Stored records
◆ ◆ ◆

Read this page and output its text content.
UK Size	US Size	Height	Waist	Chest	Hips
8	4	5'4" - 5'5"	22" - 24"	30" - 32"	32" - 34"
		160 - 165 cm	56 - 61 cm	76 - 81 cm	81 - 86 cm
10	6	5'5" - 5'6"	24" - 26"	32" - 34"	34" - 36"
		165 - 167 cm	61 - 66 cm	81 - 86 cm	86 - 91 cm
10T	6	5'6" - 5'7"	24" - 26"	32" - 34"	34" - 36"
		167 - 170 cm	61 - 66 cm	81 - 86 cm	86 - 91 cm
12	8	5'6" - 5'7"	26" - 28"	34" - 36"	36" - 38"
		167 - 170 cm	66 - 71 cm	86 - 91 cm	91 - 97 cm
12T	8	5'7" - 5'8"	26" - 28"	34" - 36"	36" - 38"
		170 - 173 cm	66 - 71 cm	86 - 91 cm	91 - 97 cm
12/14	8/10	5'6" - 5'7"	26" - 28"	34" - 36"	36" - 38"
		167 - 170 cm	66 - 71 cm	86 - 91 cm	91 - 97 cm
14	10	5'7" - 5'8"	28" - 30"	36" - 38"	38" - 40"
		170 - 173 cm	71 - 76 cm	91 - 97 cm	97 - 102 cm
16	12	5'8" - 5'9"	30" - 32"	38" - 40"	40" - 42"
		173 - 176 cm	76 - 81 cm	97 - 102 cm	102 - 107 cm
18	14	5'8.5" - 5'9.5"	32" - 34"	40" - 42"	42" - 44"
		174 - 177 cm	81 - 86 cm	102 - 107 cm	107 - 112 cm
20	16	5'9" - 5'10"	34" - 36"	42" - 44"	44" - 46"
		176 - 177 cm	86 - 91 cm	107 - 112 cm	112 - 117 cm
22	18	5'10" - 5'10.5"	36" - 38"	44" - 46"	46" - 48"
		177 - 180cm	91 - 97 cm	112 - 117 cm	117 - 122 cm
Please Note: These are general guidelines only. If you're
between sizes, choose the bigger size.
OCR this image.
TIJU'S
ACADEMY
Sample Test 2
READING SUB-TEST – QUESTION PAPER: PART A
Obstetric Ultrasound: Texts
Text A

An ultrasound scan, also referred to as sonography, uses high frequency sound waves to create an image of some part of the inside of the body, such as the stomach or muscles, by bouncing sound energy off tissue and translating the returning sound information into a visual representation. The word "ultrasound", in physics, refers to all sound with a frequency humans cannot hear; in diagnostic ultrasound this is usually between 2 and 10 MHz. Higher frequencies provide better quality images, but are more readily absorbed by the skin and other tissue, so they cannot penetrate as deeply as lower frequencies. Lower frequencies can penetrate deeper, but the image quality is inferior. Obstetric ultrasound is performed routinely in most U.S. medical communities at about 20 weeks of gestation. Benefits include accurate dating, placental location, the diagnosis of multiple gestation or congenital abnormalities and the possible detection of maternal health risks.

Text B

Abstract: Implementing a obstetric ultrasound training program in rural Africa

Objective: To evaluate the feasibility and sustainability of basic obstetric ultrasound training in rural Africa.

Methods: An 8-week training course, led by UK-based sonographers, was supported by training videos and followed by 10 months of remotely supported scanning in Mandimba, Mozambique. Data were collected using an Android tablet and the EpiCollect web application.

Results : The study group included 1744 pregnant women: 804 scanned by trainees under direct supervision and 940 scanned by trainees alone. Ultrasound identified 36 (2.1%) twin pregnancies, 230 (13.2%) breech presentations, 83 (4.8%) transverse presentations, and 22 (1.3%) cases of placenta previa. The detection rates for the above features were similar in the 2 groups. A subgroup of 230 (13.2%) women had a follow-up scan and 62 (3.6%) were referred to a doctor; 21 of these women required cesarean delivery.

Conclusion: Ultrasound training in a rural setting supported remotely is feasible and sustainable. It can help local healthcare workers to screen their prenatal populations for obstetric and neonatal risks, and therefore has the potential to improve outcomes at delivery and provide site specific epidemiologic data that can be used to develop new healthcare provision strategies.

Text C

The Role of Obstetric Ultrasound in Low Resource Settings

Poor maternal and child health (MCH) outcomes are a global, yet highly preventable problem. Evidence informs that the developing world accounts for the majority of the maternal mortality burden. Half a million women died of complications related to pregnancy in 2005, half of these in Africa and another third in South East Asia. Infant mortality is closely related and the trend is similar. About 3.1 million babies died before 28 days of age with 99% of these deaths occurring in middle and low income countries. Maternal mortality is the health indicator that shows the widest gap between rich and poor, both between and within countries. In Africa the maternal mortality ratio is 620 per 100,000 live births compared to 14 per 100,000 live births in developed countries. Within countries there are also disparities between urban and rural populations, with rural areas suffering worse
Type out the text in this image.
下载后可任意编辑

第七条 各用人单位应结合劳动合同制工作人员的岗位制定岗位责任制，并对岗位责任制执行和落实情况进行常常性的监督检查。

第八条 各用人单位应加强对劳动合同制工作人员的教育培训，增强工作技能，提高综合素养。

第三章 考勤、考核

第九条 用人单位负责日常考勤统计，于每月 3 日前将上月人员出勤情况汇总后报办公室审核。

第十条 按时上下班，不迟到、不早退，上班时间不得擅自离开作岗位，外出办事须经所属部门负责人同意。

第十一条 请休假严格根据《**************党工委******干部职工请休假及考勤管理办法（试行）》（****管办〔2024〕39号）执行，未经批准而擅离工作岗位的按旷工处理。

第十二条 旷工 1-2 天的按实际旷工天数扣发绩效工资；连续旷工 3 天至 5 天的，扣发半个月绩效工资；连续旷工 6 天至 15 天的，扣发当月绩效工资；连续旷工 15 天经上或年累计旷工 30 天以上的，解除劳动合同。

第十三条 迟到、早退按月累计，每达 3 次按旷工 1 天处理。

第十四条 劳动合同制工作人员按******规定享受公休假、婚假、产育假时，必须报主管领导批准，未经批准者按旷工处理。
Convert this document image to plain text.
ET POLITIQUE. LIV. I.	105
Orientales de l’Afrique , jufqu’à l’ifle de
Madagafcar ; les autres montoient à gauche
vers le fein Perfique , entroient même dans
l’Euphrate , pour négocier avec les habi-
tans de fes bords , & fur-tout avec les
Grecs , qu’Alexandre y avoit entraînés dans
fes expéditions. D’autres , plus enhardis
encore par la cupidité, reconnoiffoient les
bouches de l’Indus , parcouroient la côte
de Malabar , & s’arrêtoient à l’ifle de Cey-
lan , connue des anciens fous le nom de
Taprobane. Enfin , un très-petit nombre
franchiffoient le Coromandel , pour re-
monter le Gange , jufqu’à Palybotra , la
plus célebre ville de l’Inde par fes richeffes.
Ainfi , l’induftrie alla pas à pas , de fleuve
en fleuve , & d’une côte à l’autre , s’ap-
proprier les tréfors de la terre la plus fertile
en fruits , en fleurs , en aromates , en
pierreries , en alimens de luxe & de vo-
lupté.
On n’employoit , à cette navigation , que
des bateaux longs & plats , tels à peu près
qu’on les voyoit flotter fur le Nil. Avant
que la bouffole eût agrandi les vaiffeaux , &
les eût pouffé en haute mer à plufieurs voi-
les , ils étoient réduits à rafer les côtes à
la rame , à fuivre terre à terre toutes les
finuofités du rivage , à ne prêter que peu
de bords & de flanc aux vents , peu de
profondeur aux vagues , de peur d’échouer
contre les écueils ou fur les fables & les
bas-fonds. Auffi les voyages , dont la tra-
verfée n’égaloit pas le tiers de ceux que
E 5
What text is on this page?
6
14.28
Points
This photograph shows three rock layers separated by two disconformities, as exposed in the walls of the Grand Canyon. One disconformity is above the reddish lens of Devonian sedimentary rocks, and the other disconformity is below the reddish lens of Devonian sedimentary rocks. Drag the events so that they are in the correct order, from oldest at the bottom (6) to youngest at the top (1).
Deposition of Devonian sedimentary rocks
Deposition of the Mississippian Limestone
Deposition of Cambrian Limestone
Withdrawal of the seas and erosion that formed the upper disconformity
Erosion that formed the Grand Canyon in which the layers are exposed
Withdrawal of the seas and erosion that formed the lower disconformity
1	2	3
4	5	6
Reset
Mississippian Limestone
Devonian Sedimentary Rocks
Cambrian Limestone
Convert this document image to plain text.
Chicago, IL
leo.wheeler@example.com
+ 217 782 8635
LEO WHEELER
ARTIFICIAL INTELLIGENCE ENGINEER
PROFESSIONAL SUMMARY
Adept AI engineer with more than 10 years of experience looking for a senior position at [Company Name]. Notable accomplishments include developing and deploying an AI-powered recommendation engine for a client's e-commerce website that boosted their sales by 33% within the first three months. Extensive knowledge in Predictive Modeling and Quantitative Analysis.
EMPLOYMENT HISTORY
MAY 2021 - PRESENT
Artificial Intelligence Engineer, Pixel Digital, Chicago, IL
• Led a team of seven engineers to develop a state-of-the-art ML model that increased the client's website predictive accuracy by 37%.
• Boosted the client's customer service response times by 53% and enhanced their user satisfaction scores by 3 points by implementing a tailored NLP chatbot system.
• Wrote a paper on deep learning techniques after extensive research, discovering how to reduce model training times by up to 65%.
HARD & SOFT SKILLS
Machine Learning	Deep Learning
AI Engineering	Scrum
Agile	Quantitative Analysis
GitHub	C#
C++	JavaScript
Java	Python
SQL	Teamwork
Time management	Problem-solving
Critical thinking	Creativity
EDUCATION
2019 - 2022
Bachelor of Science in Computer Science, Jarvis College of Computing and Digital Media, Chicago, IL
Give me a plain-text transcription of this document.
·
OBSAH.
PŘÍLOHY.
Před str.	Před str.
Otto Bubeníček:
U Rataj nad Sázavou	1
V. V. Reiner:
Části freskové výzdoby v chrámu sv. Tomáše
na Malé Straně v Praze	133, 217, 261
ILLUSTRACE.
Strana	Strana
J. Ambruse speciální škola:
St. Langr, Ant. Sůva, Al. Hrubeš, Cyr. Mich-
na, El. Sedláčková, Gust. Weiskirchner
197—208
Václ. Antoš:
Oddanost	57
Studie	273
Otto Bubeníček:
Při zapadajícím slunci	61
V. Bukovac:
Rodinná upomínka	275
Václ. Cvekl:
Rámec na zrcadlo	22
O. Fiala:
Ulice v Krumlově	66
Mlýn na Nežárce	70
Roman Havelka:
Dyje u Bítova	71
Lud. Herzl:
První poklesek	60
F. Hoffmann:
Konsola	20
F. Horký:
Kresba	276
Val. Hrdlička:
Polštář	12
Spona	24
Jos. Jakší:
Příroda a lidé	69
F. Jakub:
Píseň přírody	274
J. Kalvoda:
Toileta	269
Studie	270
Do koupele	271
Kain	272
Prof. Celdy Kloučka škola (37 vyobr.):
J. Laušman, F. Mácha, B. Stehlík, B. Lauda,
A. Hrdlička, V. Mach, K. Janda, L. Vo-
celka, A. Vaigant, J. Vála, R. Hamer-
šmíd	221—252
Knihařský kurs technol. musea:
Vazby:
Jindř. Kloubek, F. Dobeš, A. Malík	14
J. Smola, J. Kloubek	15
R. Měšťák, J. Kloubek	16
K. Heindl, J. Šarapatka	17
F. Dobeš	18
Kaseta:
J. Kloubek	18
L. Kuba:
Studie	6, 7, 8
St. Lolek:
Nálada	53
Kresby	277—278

◆ ◆ ◆

● **CHALLENGE**:
From the data above, pick out each line containing "they" and copy it.

● **RESPONSE FOR THIS EXERCISE**:
An ultrasound scan, also referred to as sonography, uses high frequency sound waves to create an image of some part of the inside of the body, such as the stomach or muscles, by bouncing sound energy off tissue and translating the returning sound information into a visual representation. The word "ultrasound", in physics, refers to all sound with a frequency humans cannot hear; in diagnostic ultrasound this is usually between 2 and 10 MHz. Higher frequencies provide better quality images, but are more readily absorbed by the skin and other tissue, so they cannot penetrate as deeply as lower frequencies. Lower frequencies can penetrate deeper, but the image quality is inferior. Obstetric ultrasound is performed routinely in most U.S. medical communities at about 20 weeks of gestation. Benefits include accurate dating, placental location, the diagnosis of multiple gestation or congenital abnormalities and the possible detection of maternal health risks.
This photograph shows three rock layers separated by two disconformities, as exposed in the walls of the Grand Canyon. One disconformity is above the reddish lens of Devonian sedimentary rocks, and the other disconformity is below the reddish lens of Devonian sedimentary rocks. Drag the events so that they are in the correct order, from oldest at the bottom (6) to youngest at the top (1).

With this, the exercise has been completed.